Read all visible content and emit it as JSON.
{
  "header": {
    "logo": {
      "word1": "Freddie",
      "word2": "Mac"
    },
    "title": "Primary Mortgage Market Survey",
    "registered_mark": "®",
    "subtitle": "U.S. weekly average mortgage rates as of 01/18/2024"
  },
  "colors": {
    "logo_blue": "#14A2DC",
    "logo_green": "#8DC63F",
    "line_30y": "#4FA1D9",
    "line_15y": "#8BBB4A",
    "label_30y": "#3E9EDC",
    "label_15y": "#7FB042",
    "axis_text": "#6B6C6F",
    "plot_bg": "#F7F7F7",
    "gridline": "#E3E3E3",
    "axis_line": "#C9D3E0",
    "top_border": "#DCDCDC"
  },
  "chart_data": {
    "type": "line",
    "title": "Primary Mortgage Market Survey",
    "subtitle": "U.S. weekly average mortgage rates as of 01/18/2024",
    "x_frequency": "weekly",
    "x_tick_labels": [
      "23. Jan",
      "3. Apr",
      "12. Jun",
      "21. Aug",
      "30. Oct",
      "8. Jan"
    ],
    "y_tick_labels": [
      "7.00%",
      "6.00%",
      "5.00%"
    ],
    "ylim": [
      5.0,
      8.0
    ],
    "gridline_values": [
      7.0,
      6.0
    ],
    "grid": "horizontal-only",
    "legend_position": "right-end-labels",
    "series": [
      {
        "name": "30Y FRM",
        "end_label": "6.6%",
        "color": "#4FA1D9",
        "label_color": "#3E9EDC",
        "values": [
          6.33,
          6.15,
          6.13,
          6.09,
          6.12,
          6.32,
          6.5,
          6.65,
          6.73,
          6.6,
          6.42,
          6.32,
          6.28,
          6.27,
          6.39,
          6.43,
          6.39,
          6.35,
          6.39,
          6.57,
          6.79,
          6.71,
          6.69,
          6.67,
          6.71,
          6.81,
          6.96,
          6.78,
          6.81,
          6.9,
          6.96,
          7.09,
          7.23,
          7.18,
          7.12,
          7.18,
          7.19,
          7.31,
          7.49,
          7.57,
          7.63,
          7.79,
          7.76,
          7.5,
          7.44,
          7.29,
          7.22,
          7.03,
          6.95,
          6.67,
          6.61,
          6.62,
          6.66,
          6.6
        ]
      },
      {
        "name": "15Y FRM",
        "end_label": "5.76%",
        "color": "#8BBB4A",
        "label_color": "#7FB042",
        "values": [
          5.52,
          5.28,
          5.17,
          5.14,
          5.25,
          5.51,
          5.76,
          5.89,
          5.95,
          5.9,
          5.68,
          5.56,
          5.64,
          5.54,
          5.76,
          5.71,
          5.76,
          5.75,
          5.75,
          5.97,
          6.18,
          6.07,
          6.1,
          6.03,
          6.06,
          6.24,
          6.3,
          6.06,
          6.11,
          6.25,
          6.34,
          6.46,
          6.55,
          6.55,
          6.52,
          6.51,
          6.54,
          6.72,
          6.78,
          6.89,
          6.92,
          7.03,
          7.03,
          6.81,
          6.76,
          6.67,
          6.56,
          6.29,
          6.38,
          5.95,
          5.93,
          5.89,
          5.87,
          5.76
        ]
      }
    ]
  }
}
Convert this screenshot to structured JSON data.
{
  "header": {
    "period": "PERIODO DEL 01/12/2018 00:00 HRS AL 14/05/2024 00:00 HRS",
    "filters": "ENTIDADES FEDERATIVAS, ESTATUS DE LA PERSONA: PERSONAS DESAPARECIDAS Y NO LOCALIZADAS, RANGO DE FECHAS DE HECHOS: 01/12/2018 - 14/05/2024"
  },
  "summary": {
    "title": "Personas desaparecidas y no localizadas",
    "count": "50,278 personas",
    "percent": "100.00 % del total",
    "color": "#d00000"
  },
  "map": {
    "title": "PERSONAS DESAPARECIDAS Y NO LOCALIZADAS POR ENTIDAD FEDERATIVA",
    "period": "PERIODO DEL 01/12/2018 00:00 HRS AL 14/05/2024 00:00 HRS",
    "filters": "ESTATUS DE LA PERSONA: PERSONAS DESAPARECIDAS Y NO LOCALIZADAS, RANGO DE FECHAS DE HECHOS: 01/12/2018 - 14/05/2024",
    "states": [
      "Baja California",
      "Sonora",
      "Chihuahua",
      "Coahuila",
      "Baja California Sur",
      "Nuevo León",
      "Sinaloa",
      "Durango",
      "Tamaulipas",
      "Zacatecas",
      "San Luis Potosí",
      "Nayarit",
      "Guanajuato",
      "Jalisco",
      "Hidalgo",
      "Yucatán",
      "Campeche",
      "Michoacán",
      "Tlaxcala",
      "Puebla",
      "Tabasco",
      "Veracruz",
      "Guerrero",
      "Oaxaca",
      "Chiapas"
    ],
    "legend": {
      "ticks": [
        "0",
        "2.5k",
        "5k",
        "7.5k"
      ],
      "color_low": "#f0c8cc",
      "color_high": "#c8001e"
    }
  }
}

Your instructions: Some lines of the data above may hold the word "FECHAS"; report how many do, and nothing else.

The reply: 2